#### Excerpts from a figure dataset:
# # # # # # #

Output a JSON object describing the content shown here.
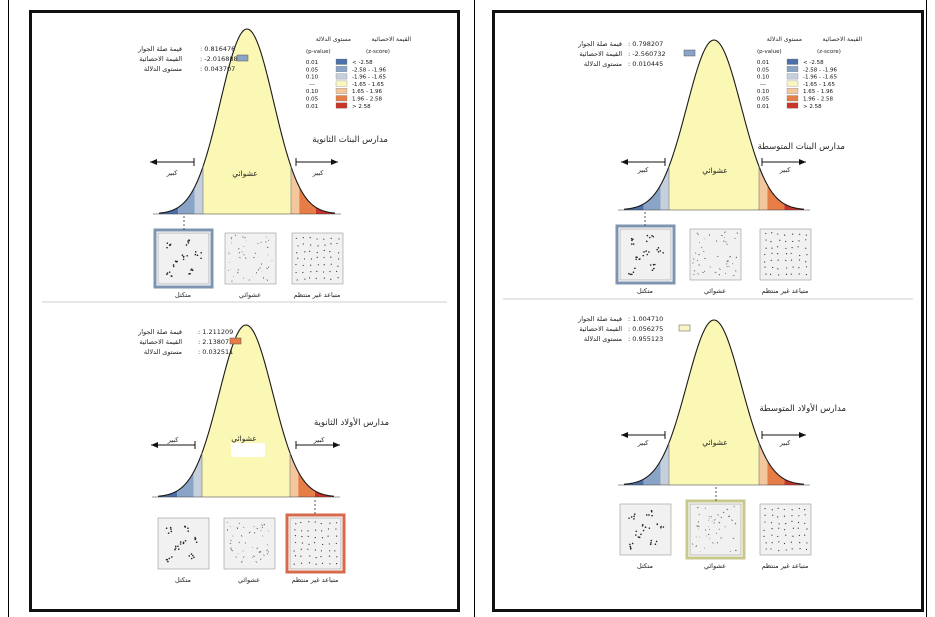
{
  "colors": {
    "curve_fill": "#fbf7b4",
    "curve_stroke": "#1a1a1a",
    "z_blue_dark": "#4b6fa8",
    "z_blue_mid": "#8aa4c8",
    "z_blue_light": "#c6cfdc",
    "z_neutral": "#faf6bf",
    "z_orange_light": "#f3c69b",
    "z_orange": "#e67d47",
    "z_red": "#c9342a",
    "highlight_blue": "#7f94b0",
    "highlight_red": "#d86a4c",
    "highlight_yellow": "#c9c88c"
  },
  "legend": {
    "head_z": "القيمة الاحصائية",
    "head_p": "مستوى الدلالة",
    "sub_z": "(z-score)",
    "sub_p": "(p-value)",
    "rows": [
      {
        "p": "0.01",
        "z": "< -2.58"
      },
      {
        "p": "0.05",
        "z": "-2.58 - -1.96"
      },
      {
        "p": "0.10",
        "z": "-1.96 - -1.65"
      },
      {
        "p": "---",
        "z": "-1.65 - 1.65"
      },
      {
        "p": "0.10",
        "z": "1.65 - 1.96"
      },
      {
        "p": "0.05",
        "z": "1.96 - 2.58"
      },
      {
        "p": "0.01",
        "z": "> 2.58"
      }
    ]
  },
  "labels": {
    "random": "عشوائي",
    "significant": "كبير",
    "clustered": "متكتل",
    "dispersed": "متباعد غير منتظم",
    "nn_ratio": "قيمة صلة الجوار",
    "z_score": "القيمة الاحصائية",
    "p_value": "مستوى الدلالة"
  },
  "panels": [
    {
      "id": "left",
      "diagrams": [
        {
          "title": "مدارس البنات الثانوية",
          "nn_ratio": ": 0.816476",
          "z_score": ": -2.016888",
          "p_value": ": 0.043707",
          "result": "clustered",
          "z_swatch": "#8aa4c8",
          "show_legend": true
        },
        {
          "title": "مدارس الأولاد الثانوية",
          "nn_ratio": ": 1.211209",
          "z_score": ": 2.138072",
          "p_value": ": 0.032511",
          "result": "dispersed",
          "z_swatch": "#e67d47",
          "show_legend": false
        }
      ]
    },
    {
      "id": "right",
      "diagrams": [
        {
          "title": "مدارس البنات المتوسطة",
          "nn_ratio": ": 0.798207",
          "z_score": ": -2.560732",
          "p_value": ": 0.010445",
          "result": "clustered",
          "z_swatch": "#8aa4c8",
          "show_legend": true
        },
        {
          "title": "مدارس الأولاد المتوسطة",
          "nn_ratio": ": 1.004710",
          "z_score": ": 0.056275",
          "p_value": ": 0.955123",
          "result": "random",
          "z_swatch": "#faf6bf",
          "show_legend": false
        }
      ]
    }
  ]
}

# # # # # # #

#### THE PROBLEM:
Copy out each line of the records where the string "الاحصائية" appears.

#### RESULT:
    "head_z": "القيمة الاحصائية",
    "z_score": "القيمة الاحصائية",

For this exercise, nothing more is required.